WHAT THE TASK REQUIRES:
The listing below is the input. Say how many of its lines contain "Download", giving the number alone.

○ ○ ○

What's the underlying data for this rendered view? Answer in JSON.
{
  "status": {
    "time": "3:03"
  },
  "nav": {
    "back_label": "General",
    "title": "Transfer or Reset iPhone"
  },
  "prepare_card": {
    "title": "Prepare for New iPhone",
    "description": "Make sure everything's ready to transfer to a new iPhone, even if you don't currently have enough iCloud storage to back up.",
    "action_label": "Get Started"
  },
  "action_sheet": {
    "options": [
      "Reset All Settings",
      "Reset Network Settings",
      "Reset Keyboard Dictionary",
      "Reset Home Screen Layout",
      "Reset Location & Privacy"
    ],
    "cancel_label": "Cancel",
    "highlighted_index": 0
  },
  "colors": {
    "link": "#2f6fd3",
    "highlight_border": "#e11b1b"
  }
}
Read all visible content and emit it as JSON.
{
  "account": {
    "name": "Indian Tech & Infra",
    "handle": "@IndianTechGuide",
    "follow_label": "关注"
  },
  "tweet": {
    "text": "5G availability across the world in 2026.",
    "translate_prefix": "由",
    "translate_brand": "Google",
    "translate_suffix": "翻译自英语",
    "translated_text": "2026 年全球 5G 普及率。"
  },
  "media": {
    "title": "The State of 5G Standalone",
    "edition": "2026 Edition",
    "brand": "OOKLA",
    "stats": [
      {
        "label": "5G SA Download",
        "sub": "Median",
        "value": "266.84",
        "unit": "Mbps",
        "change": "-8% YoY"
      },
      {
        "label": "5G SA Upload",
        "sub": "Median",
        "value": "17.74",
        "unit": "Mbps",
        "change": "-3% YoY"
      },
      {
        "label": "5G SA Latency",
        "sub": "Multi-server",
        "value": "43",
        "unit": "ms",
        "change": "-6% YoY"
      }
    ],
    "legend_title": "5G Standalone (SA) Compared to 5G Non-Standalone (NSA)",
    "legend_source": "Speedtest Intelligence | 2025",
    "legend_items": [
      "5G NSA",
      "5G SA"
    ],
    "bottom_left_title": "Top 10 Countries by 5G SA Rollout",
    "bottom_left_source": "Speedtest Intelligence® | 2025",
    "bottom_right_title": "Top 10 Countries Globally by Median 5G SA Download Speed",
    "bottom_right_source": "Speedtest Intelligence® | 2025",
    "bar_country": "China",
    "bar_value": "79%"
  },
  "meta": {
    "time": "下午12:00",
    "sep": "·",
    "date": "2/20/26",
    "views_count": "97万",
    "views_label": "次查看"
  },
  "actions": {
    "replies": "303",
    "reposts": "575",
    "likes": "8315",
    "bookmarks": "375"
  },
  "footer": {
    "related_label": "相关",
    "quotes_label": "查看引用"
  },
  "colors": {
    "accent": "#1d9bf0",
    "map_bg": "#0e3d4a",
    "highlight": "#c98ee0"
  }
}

○ ○ ○

ANSWER BELOW:
2